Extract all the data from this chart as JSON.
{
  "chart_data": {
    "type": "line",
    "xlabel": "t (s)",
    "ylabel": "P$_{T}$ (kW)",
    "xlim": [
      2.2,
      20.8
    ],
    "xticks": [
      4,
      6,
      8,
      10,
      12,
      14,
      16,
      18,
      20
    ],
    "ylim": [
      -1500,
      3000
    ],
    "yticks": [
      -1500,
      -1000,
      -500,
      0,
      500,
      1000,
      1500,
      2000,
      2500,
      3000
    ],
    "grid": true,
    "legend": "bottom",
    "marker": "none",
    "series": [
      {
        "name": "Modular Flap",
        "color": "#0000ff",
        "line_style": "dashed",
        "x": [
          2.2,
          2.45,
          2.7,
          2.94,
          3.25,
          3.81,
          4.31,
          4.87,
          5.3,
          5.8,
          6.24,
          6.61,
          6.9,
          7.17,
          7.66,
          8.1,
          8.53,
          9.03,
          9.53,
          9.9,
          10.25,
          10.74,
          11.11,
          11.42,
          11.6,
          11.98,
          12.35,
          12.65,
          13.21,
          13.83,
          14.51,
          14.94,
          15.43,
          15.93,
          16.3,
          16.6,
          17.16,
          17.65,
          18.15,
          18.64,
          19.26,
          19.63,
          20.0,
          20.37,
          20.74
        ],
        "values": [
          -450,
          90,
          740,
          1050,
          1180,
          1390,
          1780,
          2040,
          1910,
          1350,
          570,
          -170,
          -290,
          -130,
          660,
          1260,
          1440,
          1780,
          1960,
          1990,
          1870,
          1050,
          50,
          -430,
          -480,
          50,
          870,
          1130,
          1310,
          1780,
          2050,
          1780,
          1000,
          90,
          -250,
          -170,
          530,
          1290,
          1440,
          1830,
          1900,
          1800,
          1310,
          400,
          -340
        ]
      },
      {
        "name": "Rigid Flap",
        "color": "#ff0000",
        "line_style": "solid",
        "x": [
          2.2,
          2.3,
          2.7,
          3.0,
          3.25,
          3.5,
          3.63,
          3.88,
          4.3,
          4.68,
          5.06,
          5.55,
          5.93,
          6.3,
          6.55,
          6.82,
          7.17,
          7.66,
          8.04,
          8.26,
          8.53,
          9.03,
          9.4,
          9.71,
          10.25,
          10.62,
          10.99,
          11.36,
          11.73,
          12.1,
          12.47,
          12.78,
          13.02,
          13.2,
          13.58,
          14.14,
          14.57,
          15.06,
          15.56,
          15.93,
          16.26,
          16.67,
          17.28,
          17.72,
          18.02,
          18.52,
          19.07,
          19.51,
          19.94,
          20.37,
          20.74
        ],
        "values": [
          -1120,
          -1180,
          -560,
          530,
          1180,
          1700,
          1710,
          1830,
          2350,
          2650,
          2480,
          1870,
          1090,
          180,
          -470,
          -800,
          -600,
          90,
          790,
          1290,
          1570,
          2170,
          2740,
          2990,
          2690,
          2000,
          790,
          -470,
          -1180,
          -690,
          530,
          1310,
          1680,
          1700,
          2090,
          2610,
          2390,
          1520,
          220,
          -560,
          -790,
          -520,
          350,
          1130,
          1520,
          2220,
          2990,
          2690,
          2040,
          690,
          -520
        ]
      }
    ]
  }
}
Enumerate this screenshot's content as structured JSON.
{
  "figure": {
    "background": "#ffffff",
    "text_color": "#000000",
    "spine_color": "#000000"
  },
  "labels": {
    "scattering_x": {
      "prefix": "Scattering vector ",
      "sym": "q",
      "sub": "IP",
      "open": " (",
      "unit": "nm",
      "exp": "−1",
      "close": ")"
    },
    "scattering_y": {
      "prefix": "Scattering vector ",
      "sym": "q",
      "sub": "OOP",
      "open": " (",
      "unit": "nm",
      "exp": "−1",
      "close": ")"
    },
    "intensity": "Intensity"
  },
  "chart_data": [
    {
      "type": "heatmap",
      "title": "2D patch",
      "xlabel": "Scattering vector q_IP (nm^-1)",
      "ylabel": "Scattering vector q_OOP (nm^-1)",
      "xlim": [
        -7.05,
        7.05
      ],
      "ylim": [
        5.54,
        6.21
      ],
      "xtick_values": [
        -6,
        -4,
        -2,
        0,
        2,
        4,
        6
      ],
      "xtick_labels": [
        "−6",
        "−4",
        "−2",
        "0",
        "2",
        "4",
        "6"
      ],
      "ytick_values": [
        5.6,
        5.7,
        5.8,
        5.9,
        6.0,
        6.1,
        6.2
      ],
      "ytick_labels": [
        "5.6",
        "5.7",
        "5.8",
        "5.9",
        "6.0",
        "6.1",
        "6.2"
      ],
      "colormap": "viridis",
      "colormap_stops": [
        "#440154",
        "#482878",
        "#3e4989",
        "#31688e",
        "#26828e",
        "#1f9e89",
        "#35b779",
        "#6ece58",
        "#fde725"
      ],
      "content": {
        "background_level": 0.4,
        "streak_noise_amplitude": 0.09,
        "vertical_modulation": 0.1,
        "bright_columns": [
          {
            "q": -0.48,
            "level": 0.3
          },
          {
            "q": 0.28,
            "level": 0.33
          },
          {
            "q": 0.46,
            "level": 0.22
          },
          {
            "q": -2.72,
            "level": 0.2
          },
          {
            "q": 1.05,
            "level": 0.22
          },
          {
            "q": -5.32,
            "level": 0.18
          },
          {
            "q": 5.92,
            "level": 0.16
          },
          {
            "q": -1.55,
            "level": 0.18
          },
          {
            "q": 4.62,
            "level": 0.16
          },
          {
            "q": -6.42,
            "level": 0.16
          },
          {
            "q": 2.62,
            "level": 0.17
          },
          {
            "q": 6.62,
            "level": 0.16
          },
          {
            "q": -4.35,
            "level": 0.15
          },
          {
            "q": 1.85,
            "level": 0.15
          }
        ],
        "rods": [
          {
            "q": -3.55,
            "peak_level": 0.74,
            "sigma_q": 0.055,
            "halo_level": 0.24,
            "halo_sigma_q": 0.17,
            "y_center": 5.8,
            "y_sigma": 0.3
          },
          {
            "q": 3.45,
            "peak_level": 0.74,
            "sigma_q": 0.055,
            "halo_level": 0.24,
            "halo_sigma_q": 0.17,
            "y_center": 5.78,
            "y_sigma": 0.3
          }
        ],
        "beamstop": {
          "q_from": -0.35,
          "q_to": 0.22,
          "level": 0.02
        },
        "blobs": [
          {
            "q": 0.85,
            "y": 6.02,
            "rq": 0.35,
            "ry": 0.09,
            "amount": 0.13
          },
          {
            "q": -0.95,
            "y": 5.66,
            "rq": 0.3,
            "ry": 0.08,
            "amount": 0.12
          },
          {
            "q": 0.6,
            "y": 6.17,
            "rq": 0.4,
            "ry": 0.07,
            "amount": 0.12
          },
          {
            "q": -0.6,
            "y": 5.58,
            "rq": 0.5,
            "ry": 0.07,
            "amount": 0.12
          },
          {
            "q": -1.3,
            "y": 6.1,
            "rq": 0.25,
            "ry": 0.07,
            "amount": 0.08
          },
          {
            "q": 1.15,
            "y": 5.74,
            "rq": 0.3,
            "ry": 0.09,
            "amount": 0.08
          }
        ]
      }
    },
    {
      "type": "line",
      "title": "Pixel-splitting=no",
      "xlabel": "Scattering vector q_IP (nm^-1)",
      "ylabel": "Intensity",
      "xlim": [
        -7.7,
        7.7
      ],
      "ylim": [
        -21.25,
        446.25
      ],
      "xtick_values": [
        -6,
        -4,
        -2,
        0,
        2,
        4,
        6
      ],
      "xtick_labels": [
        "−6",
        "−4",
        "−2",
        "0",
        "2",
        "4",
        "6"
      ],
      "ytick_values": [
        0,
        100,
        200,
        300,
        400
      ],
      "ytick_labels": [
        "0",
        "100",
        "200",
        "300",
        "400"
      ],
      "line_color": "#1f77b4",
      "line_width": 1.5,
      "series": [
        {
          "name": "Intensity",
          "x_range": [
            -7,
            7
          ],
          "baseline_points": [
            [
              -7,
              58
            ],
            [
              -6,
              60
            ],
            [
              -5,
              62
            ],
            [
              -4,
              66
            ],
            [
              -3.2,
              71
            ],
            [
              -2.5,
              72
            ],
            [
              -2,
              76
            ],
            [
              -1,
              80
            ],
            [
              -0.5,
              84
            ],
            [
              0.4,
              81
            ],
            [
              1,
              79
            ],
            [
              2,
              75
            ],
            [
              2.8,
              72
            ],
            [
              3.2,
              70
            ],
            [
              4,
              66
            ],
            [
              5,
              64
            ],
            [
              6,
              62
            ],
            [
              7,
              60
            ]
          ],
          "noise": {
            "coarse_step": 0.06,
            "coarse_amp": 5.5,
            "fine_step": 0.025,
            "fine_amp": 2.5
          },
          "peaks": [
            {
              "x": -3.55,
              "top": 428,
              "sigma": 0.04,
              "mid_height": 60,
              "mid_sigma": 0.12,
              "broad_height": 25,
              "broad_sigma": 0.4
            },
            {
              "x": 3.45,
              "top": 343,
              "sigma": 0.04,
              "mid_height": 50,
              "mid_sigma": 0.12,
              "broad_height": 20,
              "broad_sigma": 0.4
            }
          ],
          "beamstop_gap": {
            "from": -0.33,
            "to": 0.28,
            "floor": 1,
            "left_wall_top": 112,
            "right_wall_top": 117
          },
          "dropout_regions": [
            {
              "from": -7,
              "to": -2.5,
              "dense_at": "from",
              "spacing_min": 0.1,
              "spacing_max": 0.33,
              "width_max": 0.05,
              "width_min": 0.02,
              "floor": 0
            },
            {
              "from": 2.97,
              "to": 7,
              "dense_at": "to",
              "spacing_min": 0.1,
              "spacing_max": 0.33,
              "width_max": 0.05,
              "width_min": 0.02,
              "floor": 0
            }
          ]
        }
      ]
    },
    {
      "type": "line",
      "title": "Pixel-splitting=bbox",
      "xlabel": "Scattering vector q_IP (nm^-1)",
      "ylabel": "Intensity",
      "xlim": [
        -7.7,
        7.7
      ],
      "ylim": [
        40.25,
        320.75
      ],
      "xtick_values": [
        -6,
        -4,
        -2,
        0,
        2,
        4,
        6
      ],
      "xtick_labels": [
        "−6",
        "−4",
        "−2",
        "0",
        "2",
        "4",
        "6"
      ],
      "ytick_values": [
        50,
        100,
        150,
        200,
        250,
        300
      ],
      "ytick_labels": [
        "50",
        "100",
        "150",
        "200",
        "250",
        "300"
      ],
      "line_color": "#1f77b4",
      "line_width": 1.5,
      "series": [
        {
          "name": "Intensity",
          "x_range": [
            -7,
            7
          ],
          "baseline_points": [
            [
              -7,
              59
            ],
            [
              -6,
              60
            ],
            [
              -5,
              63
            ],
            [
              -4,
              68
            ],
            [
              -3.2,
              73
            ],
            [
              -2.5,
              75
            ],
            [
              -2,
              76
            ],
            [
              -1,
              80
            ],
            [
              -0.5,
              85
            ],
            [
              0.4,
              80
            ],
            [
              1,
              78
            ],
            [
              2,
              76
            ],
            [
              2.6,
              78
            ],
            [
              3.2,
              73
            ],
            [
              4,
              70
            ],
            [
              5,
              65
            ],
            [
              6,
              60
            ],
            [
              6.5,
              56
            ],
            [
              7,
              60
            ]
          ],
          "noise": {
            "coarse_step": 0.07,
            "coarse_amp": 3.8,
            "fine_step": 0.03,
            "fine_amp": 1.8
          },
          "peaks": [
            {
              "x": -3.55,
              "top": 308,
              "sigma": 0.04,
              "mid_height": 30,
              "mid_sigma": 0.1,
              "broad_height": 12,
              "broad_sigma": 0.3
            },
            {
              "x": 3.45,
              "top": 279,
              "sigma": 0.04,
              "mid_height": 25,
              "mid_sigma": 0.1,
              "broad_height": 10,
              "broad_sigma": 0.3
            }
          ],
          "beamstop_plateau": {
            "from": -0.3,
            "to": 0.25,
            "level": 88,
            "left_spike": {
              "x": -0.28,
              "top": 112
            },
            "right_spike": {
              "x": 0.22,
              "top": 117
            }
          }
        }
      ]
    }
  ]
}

———

▸ Stated task:
From the entries, copy out each line containing the word "this".

▸ Solution:
Extract all the data from this chart as JSON.
Enumerate this screenshot's content as structured JSON.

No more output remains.